• [Rows from a figure dataset]:
:::

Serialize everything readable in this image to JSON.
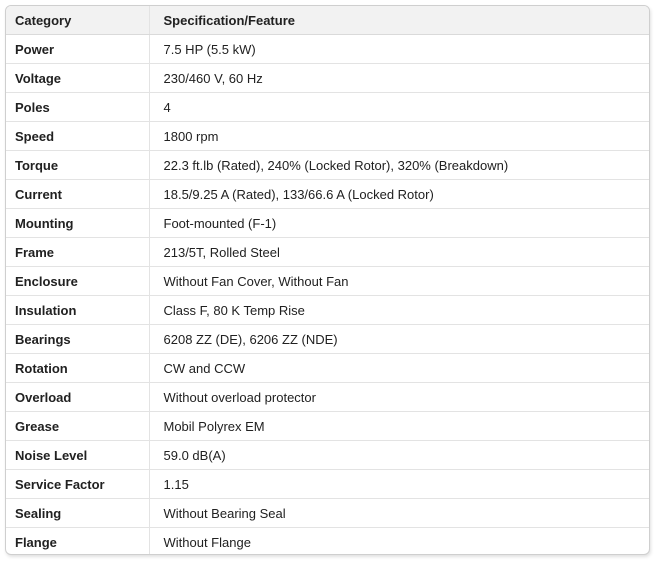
{
  "table": {
    "headers": [
      "Category",
      "Specification/Feature"
    ],
    "rows": [
      [
        "Power",
        "7.5 HP (5.5 kW)"
      ],
      [
        "Voltage",
        "230/460 V, 60 Hz"
      ],
      [
        "Poles",
        "4"
      ],
      [
        "Speed",
        "1800 rpm"
      ],
      [
        "Torque",
        "22.3 ft.lb (Rated), 240% (Locked Rotor), 320% (Breakdown)"
      ],
      [
        "Current",
        "18.5/9.25 A (Rated), 133/66.6 A (Locked Rotor)"
      ],
      [
        "Mounting",
        "Foot-mounted (F-1)"
      ],
      [
        "Frame",
        "213/5T, Rolled Steel"
      ],
      [
        "Enclosure",
        "Without Fan Cover, Without Fan"
      ],
      [
        "Insulation",
        "Class F, 80 K Temp Rise"
      ],
      [
        "Bearings",
        "6208 ZZ (DE), 6206 ZZ (NDE)"
      ],
      [
        "Rotation",
        "CW and CCW"
      ],
      [
        "Overload",
        "Without overload protector"
      ],
      [
        "Grease",
        "Mobil Polyrex EM"
      ],
      [
        "Noise Level",
        "59.0 dB(A)"
      ],
      [
        "Service Factor",
        "1.15"
      ],
      [
        "Sealing",
        "Without Bearing Seal"
      ],
      [
        "Flange",
        "Without Flange"
      ]
    ],
    "colors": {
      "header_bg": "#f2f2f2",
      "outer_border": "#cfcfcf",
      "inner_border": "#e3e3e3",
      "text": "#212121"
    }
  }
}
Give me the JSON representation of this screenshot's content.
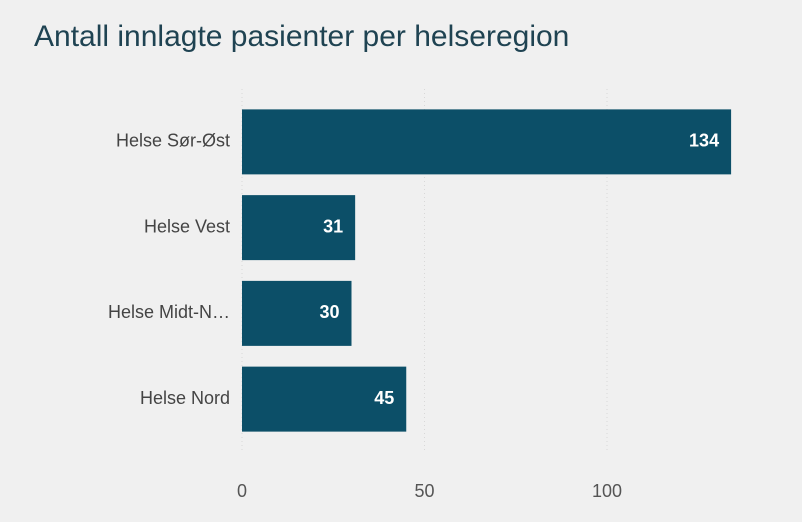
{
  "chart_data": {
    "type": "bar",
    "orientation": "horizontal",
    "title": "Antall innlagte pasienter per helseregion",
    "categories": [
      "Helse Sør-Øst",
      "Helse Vest",
      "Helse Midt-N…",
      "Helse Nord"
    ],
    "values": [
      134,
      31,
      30,
      45
    ],
    "color": "#0c4f68",
    "xlim": [
      0,
      140
    ],
    "xticks": [
      0,
      50,
      100
    ],
    "grid": true
  }
}
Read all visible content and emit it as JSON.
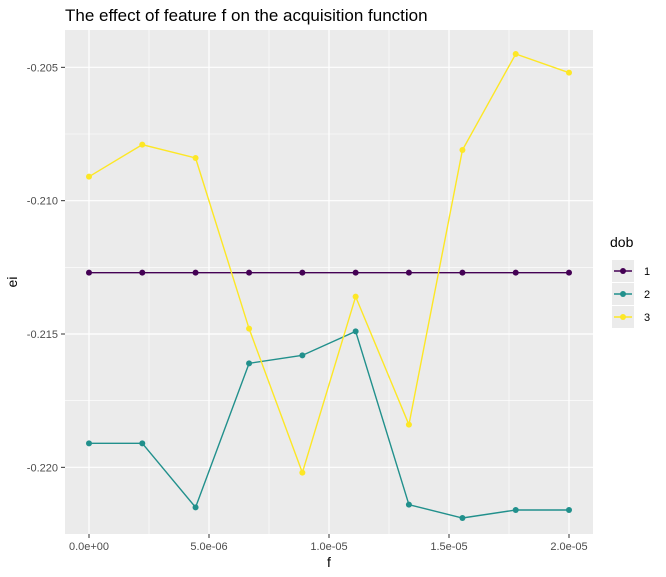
{
  "chart_data": {
    "type": "line",
    "title": "The effect of feature f on the acquisition function",
    "xlabel": "f",
    "ylabel": "ei",
    "x": [
      0,
      2.22e-06,
      4.44e-06,
      6.67e-06,
      8.89e-06,
      1.111e-05,
      1.333e-05,
      1.556e-05,
      1.778e-05,
      2e-05
    ],
    "xlim": [
      -1e-06,
      2.1e-05
    ],
    "ylim": [
      -0.2225,
      -0.2036
    ],
    "x_ticks": [
      {
        "value": 0,
        "label": "0.0e+00"
      },
      {
        "value": 5e-06,
        "label": "5.0e-06"
      },
      {
        "value": 1e-05,
        "label": "1.0e-05"
      },
      {
        "value": 1.5e-05,
        "label": "1.5e-05"
      },
      {
        "value": 2e-05,
        "label": "2.0e-05"
      }
    ],
    "y_ticks": [
      {
        "value": -0.205,
        "label": "-0.205"
      },
      {
        "value": -0.21,
        "label": "-0.210"
      },
      {
        "value": -0.215,
        "label": "-0.215"
      },
      {
        "value": -0.22,
        "label": "-0.220"
      }
    ],
    "grid": true,
    "legend": {
      "title": "dob",
      "position": "right"
    },
    "series": [
      {
        "name": "1",
        "color": "#440154",
        "values": [
          -0.2127,
          -0.2127,
          -0.2127,
          -0.2127,
          -0.2127,
          -0.2127,
          -0.2127,
          -0.2127,
          -0.2127,
          -0.2127
        ]
      },
      {
        "name": "2",
        "color": "#21908C",
        "values": [
          -0.2191,
          -0.2191,
          -0.2215,
          -0.2161,
          -0.2158,
          -0.2149,
          -0.2214,
          -0.2219,
          -0.2216,
          -0.2216
        ]
      },
      {
        "name": "3",
        "color": "#FDE725",
        "values": [
          -0.2091,
          -0.2079,
          -0.2084,
          -0.2148,
          -0.2202,
          -0.2136,
          -0.2184,
          -0.2081,
          -0.2045,
          -0.2052
        ]
      }
    ]
  }
}
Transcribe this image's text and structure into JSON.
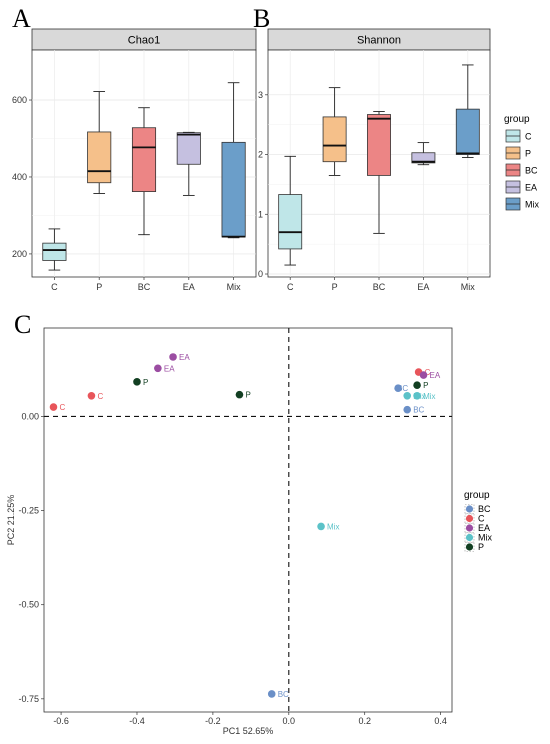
{
  "panels": {
    "a": "A",
    "b": "B",
    "c": "C"
  },
  "chart_data": [
    {
      "type": "box",
      "title": "Chao1",
      "categories": [
        "C",
        "P",
        "BC",
        "EA",
        "Mix"
      ],
      "ylim": [
        140,
        730
      ],
      "yticks": [
        200,
        400,
        600
      ],
      "boxes": [
        {
          "min": 158,
          "q1": 183,
          "median": 210,
          "q3": 228,
          "max": 265
        },
        {
          "min": 357,
          "q1": 385,
          "median": 415,
          "q3": 517,
          "max": 622
        },
        {
          "min": 250,
          "q1": 362,
          "median": 477,
          "q3": 528,
          "max": 580
        },
        {
          "min": 352,
          "q1": 433,
          "median": 510,
          "q3": 515,
          "max": 516
        },
        {
          "min": 242,
          "q1": 244,
          "median": 245,
          "q3": 490,
          "max": 645
        }
      ]
    },
    {
      "type": "box",
      "title": "Shannon",
      "categories": [
        "C",
        "P",
        "BC",
        "EA",
        "Mix"
      ],
      "ylim": [
        -0.05,
        3.75
      ],
      "yticks": [
        0,
        1,
        2,
        3
      ],
      "boxes": [
        {
          "min": 0.15,
          "q1": 0.42,
          "median": 0.7,
          "q3": 1.33,
          "max": 1.97
        },
        {
          "min": 1.65,
          "q1": 1.88,
          "median": 2.15,
          "q3": 2.63,
          "max": 3.12
        },
        {
          "min": 0.68,
          "q1": 1.65,
          "median": 2.6,
          "q3": 2.67,
          "max": 2.72
        },
        {
          "min": 1.83,
          "q1": 1.86,
          "median": 1.88,
          "q3": 2.03,
          "max": 2.2
        },
        {
          "min": 1.95,
          "q1": 2.0,
          "median": 2.02,
          "q3": 2.76,
          "max": 3.5
        }
      ]
    },
    {
      "type": "scatter",
      "xlabel": "PC1 52.65%",
      "ylabel": "PC2 21.25%",
      "xlim": [
        -0.645,
        0.43
      ],
      "ylim": [
        -0.785,
        0.235
      ],
      "xticks": [
        -0.6,
        -0.4,
        -0.2,
        0.0,
        0.2,
        0.4
      ],
      "xtick_labels": [
        "-0.6",
        "-0.4",
        "-0.2",
        "0.0",
        "0.2",
        "0.4"
      ],
      "yticks": [
        0.0,
        -0.25,
        -0.5,
        -0.75
      ],
      "ytick_labels": [
        "0.00",
        "-0.25",
        "-0.50",
        "-0.75"
      ],
      "points": [
        {
          "group": "C",
          "x": -0.62,
          "y": 0.025,
          "label": "C"
        },
        {
          "group": "C",
          "x": -0.52,
          "y": 0.055,
          "label": "C"
        },
        {
          "group": "P",
          "x": -0.4,
          "y": 0.092,
          "label": "P"
        },
        {
          "group": "EA",
          "x": -0.345,
          "y": 0.128,
          "label": "EA"
        },
        {
          "group": "EA",
          "x": -0.305,
          "y": 0.158,
          "label": "EA"
        },
        {
          "group": "P",
          "x": -0.13,
          "y": 0.058,
          "label": "P"
        },
        {
          "group": "C",
          "x": 0.342,
          "y": 0.118,
          "label": "C"
        },
        {
          "group": "EA",
          "x": 0.355,
          "y": 0.11,
          "label": "EA"
        },
        {
          "group": "P",
          "x": 0.338,
          "y": 0.083,
          "label": "P"
        },
        {
          "group": "BC",
          "x": 0.288,
          "y": 0.075,
          "label": "BC"
        },
        {
          "group": "Mix",
          "x": 0.312,
          "y": 0.055,
          "label": "Mix"
        },
        {
          "group": "Mix",
          "x": 0.338,
          "y": 0.055,
          "label": "Mix"
        },
        {
          "group": "BC",
          "x": 0.312,
          "y": 0.018,
          "label": "BC"
        },
        {
          "group": "Mix",
          "x": 0.085,
          "y": -0.292,
          "label": "Mix"
        },
        {
          "group": "BC",
          "x": -0.045,
          "y": -0.737,
          "label": "BC"
        }
      ]
    }
  ],
  "legend_ab": {
    "title": "group",
    "items": [
      {
        "label": "C",
        "color": "#bfe6e8"
      },
      {
        "label": "P",
        "color": "#f5c08a"
      },
      {
        "label": "BC",
        "color": "#ec8585"
      },
      {
        "label": "EA",
        "color": "#c5c0e0"
      },
      {
        "label": "Mix",
        "color": "#6b9ec9"
      }
    ]
  },
  "legend_c": {
    "title": "group",
    "items": [
      {
        "label": "BC",
        "color": "#6a8fc7"
      },
      {
        "label": "C",
        "color": "#e8555a"
      },
      {
        "label": "EA",
        "color": "#9b4da2"
      },
      {
        "label": "Mix",
        "color": "#5bc2c8"
      },
      {
        "label": "P",
        "color": "#123f22"
      }
    ]
  },
  "point_colors": {
    "BC": "#6a8fc7",
    "C": "#e8555a",
    "EA": "#9b4da2",
    "Mix": "#5bc2c8",
    "P": "#123f22"
  }
}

:::

• [REQUIRED TASK]: Only lines holding the string "Rated" are wanted; gather each one from the entries above.

• [CORRECT ANSWER]:
        "22.3 ft.lb (Rated), 240% (Locked Rotor), 320% (Breakdown)"
        "18.5/9.25 A (Rated), 133/66.6 A (Locked Rotor)"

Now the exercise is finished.